--- start of Recorded information ---

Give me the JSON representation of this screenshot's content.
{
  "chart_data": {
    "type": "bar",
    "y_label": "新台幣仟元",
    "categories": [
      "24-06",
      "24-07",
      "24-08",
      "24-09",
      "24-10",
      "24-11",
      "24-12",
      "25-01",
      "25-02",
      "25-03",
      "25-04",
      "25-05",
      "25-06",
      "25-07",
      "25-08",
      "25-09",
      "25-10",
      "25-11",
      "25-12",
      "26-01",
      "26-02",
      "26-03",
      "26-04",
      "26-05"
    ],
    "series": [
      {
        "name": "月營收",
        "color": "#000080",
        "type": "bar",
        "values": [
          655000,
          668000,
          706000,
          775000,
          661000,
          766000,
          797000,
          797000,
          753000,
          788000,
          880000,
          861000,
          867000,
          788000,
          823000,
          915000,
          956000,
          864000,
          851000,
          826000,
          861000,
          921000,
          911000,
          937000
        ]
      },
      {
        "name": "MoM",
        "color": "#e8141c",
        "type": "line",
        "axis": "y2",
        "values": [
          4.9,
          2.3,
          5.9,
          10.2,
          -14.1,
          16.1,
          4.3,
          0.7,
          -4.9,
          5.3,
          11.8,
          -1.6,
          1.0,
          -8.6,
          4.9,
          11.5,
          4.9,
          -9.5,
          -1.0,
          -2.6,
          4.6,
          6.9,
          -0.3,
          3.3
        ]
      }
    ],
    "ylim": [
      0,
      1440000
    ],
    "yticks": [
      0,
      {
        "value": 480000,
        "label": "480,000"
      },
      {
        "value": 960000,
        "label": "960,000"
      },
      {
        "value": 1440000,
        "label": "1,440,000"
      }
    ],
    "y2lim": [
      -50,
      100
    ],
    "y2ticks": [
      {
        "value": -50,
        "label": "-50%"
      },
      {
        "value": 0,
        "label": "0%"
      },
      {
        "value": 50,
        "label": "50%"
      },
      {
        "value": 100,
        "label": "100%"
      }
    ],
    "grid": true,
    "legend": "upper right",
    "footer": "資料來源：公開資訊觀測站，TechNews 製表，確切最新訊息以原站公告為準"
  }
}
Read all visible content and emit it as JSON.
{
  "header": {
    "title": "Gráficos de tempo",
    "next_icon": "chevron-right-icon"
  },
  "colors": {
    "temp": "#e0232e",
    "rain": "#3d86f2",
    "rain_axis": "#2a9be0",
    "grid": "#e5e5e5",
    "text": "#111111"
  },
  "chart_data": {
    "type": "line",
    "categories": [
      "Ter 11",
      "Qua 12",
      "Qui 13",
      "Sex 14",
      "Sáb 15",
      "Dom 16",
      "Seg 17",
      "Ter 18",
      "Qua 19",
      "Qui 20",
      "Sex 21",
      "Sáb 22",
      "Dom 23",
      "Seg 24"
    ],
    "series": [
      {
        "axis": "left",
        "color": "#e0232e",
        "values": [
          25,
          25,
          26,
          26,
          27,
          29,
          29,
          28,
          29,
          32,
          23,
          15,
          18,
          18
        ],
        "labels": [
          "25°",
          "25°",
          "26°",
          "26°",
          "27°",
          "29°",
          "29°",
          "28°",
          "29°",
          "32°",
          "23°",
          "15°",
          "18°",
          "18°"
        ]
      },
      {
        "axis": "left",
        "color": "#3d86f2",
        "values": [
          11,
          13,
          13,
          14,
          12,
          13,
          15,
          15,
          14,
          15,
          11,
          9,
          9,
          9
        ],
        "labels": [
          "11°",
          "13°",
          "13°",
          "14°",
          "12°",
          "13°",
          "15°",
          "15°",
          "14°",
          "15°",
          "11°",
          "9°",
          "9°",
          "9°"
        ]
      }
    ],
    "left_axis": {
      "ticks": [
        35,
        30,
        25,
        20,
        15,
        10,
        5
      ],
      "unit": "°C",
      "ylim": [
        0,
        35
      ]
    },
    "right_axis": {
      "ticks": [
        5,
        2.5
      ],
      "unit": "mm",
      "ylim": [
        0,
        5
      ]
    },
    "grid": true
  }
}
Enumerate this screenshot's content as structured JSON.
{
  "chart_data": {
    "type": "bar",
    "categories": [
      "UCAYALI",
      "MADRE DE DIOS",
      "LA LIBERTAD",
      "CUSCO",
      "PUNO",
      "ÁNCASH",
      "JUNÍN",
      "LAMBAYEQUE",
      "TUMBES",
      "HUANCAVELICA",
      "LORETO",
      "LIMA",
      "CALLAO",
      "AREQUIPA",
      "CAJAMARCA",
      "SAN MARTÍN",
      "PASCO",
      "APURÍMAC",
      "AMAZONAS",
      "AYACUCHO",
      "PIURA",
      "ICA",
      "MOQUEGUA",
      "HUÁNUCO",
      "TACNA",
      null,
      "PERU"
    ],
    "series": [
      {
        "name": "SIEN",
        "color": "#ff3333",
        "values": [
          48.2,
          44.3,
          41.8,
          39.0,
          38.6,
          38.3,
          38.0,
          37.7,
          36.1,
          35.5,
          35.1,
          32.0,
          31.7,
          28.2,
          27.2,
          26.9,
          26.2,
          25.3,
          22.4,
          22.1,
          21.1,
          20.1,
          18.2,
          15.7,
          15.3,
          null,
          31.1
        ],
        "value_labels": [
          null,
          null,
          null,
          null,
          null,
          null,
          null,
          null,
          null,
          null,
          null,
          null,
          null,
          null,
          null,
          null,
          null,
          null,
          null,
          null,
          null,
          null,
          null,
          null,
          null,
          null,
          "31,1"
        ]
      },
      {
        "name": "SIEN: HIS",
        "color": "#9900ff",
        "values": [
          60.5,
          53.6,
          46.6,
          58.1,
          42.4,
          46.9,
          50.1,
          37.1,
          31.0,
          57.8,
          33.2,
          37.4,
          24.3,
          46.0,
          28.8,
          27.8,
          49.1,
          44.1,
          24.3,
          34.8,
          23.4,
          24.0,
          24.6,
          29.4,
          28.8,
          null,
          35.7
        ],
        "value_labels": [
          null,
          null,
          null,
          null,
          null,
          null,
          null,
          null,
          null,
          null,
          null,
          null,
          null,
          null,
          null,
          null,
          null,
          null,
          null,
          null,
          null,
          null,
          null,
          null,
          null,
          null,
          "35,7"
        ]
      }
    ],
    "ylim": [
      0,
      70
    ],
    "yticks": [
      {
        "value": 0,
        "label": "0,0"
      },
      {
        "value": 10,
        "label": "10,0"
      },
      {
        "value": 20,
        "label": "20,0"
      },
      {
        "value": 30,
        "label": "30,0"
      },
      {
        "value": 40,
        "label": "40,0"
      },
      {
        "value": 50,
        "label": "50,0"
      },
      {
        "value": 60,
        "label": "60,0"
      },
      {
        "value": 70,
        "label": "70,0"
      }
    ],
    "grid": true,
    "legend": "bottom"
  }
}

--- end of Recorded information ---

• To be done: Copy out the full material exactly as it appears.

• Exercise solution:
Give me the JSON representation of this screenshot's content.
{
  "chart_data": {
    "type": "bar",
    "y_label": "新台幣仟元",
    "categories": [
      "24-06",
      "24-07",
      "24-08",
      "24-09",
      "24-10",
      "24-11",
      "24-12",
      "25-01",
      "25-02",
      "25-03",
      "25-04",
      "25-05",
      "25-06",
      "25-07",
      "25-08",
      "25-09",
      "25-10",
      "25-11",
      "25-12",
      "26-01",
      "26-02",
      "26-03",
      "26-04",
      "26-05"
    ],
    "series": [
      {
        "name": "月營收",
        "color": "#000080",
        "type": "bar",
        "values": [
          655000,
          668000,
          706000,
          775000,
          661000,
          766000,
          797000,
          797000,
          753000,
          788000,
          880000,
          861000,
          867000,
          788000,
          823000,
          915000,
          956000,
          864000,
          851000,
          826000,
          861000,
          921000,
          911000,
          937000
        ]
      },
      {
        "name": "MoM",
        "color": "#e8141c",
        "type": "line",
        "axis": "y2",
        "values": [
          4.9,
          2.3,
          5.9,
          10.2,
          -14.1,
          16.1,
          4.3,
          0.7,
          -4.9,
          5.3,
          11.8,
          -1.6,
          1.0,
          -8.6,
          4.9,
          11.5,
          4.9,
          -9.5,
          -1.0,
          -2.6,
          4.6,
          6.9,
          -0.3,
          3.3
        ]
      }
    ],
    "ylim": [
      0,
      1440000
    ],
    "yticks": [
      0,
      {
        "value": 480000,
        "label": "480,000"
      },
      {
        "value": 960000,
        "label": "960,000"
      },
      {
        "value": 1440000,
        "label": "1,440,000"
      }
    ],
    "y2lim": [
      -50,
      100
    ],
    "y2ticks": [
      {
        "value": -50,
        "label": "-50%"
      },
      {
        "value": 0,
        "label": "0%"
      },
      {
        "value": 50,
        "label": "50%"
      },
      {
        "value": 100,
        "label": "100%"
      }
    ],
    "grid": true,
    "legend": "upper right",
    "footer": "資料來源：公開資訊觀測站，TechNews 製表，確切最新訊息以原站公告為準"
  }
}
Read all visible content and emit it as JSON.
{
  "header": {
    "title": "Gráficos de tempo",
    "next_icon": "chevron-right-icon"
  },
  "colors": {
    "temp": "#e0232e",
    "rain": "#3d86f2",
    "rain_axis": "#2a9be0",
    "grid": "#e5e5e5",
    "text": "#111111"
  },
  "chart_data": {
    "type": "line",
    "categories": [
      "Ter 11",
      "Qua 12",
      "Qui 13",
      "Sex 14",
      "Sáb 15",
      "Dom 16",
      "Seg 17",
      "Ter 18",
      "Qua 19",
      "Qui 20",
      "Sex 21",
      "Sáb 22",
      "Dom 23",
      "Seg 24"
    ],
    "series": [
      {
        "axis": "left",
        "color": "#e0232e",
        "values": [
          25,
          25,
          26,
          26,
          27,
          29,
          29,
          28,
          29,
          32,
          23,
          15,
          18,
          18
        ],
        "labels": [
          "25°",
          "25°",
          "26°",
          "26°",
          "27°",
          "29°",
          "29°",
          "28°",
          "29°",
          "32°",
          "23°",
          "15°",
          "18°",
          "18°"
        ]
      },
      {
        "axis": "left",
        "color": "#3d86f2",
        "values": [
          11,
          13,
          13,
          14,
          12,
          13,
          15,
          15,
          14,
          15,
          11,
          9,
          9,
          9
        ],
        "labels": [
          "11°",
          "13°",
          "13°",
          "14°",
          "12°",
          "13°",
          "15°",
          "15°",
          "14°",
          "15°",
          "11°",
          "9°",
          "9°",
          "9°"
        ]
      }
    ],
    "left_axis": {
      "ticks": [
        35,
        30,
        25,
        20,
        15,
        10,
        5
      ],
      "unit": "°C",
      "ylim": [
        0,
        35
      ]
    },
    "right_axis": {
      "ticks": [
        5,
        2.5
      ],
      "unit": "mm",
      "ylim": [
        0,
        5
      ]
    },
    "grid": true
  }
}
Enumerate this screenshot's content as structured JSON.
{
  "chart_data": {
    "type": "bar",
    "categories": [
      "UCAYALI",
      "MADRE DE DIOS",
      "LA LIBERTAD",
      "CUSCO",
      "PUNO",
      "ÁNCASH",
      "JUNÍN",
      "LAMBAYEQUE",
      "TUMBES",
      "HUANCAVELICA",
      "LORETO",
      "LIMA",
      "CALLAO",
      "AREQUIPA",
      "CAJAMARCA",
      "SAN MARTÍN",
      "PASCO",
      "APURÍMAC",
      "AMAZONAS",
      "AYACUCHO",
      "PIURA",
      "ICA",
      "MOQUEGUA",
      "HUÁNUCO",
      "TACNA",
      null,
      "PERU"
    ],
    "series": [
      {
        "name": "SIEN",
        "color": "#ff3333",
        "values": [
          48.2,
          44.3,
          41.8,
          39.0,
          38.6,
          38.3,
          38.0,
          37.7,
          36.1,
          35.5,
          35.1,
          32.0,
          31.7,
          28.2,
          27.2,
          26.9,
          26.2,
          25.3,
          22.4,
          22.1,
          21.1,
          20.1,
          18.2,
          15.7,
          15.3,
          null,
          31.1
        ],
        "value_labels": [
          null,
          null,
          null,
          null,
          null,
          null,
          null,
          null,
          null,
          null,
          null,
          null,
          null,
          null,
          null,
          null,
          null,
          null,
          null,
          null,
          null,
          null,
          null,
          null,
          null,
          null,
          "31,1"
        ]
      },
      {
        "name": "SIEN: HIS",
        "color": "#9900ff",
        "values": [
          60.5,
          53.6,
          46.6,
          58.1,
          42.4,
          46.9,
          50.1,
          37.1,
          31.0,
          57.8,
          33.2,
          37.4,
          24.3,
          46.0,
          28.8,
          27.8,
          49.1,
          44.1,
          24.3,
          34.8,
          23.4,
          24.0,
          24.6,
          29.4,
          28.8,
          null,
          35.7
        ],
        "value_labels": [
          null,
          null,
          null,
          null,
          null,
          null,
          null,
          null,
          null,
          null,
          null,
          null,
          null,
          null,
          null,
          null,
          null,
          null,
          null,
          null,
          null,
          null,
          null,
          null,
          null,
          null,
          "35,7"
        ]
      }
    ],
    "ylim": [
      0,
      70
    ],
    "yticks": [
      {
        "value": 0,
        "label": "0,0"
      },
      {
        "value": 10,
        "label": "10,0"
      },
      {
        "value": 20,
        "label": "20,0"
      },
      {
        "value": 30,
        "label": "30,0"
      },
      {
        "value": 40,
        "label": "40,0"
      },
      {
        "value": 50,
        "label": "50,0"
      },
      {
        "value": 60,
        "label": "60,0"
      },
      {
        "value": 70,
        "label": "70,0"
      }
    ],
    "grid": true,
    "legend": "bottom"
  }
}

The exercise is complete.